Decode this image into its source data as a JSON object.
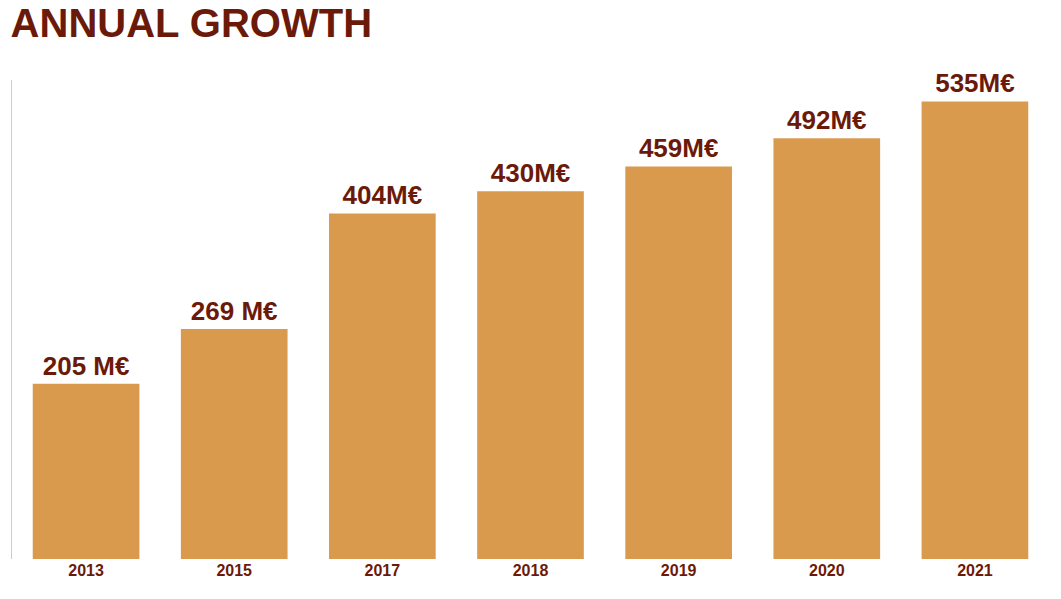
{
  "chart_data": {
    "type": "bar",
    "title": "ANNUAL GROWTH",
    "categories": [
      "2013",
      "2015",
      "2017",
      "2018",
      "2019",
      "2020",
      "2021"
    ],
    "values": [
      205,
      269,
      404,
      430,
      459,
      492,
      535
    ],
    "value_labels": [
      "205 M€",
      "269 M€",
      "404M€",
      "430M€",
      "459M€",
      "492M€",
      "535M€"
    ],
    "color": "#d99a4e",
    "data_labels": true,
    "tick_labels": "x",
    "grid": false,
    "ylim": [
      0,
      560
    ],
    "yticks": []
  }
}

==

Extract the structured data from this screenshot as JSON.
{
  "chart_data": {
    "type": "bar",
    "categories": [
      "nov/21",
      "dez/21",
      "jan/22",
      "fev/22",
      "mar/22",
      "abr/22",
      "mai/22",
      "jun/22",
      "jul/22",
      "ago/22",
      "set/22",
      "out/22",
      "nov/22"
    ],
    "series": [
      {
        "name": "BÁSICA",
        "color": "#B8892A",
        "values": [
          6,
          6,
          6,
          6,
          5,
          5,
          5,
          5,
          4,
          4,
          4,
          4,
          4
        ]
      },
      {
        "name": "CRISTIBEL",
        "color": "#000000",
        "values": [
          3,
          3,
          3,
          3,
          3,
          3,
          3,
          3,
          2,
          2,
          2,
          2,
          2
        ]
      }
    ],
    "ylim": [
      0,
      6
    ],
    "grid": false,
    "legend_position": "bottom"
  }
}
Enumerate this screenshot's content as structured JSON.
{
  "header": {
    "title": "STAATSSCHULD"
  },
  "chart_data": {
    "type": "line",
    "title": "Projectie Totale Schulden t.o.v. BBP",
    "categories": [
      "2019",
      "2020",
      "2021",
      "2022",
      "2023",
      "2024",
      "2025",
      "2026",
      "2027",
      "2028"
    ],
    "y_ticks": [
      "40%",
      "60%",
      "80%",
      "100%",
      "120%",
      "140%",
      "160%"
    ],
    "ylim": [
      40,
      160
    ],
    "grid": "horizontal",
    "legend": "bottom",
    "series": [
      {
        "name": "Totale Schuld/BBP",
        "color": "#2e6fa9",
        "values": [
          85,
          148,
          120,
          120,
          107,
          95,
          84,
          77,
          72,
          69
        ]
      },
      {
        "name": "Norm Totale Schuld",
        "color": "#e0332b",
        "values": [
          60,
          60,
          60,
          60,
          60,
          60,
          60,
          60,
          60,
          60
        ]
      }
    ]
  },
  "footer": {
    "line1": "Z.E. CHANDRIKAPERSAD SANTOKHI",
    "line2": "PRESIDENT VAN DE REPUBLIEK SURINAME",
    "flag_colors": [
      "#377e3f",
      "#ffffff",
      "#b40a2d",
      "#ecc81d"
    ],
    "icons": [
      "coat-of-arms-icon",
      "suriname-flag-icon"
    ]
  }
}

BRIEF: Count the lines of these entries that hold the string "this", and give only that number.

THE RESULT: 3